> [WHAT THE EXERCISE ASKS]: Restate the full set of records exactly, word for word.

> [Records from a data source]:
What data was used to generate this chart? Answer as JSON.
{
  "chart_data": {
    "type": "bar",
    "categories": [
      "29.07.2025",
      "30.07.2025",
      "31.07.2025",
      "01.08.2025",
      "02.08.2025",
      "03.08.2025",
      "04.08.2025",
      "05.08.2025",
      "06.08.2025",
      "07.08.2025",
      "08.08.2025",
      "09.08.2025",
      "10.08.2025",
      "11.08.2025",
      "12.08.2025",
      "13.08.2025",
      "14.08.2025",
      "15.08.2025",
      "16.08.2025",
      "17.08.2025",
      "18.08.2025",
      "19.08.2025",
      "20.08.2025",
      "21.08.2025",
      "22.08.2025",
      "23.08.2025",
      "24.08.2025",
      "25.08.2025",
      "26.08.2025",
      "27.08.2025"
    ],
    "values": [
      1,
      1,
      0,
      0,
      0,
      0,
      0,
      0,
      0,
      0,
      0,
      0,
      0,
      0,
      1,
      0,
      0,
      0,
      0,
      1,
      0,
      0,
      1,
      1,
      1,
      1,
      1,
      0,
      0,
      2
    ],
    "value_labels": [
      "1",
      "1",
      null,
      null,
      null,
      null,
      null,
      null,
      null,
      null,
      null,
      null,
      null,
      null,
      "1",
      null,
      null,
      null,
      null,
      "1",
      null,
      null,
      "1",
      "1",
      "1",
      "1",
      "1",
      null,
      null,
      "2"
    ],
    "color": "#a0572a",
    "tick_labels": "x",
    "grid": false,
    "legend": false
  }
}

> [EXERCISE SOLUTION]:
What data was used to generate this chart? Answer as JSON.
{
  "chart_data": {
    "type": "bar",
    "categories": [
      "29.07.2025",
      "30.07.2025",
      "31.07.2025",
      "01.08.2025",
      "02.08.2025",
      "03.08.2025",
      "04.08.2025",
      "05.08.2025",
      "06.08.2025",
      "07.08.2025",
      "08.08.2025",
      "09.08.2025",
      "10.08.2025",
      "11.08.2025",
      "12.08.2025",
      "13.08.2025",
      "14.08.2025",
      "15.08.2025",
      "16.08.2025",
      "17.08.2025",
      "18.08.2025",
      "19.08.2025",
      "20.08.2025",
      "21.08.2025",
      "22.08.2025",
      "23.08.2025",
      "24.08.2025",
      "25.08.2025",
      "26.08.2025",
      "27.08.2025"
    ],
    "values": [
      1,
      1,
      0,
      0,
      0,
      0,
      0,
      0,
      0,
      0,
      0,
      0,
      0,
      0,
      1,
      0,
      0,
      0,
      0,
      1,
      0,
      0,
      1,
      1,
      1,
      1,
      1,
      0,
      0,
      2
    ],
    "value_labels": [
      "1",
      "1",
      null,
      null,
      null,
      null,
      null,
      null,
      null,
      null,
      null,
      null,
      null,
      null,
      "1",
      null,
      null,
      null,
      null,
      "1",
      null,
      null,
      "1",
      "1",
      "1",
      "1",
      "1",
      null,
      null,
      "2"
    ],
    "color": "#a0572a",
    "tick_labels": "x",
    "grid": false,
    "legend": false
  }
}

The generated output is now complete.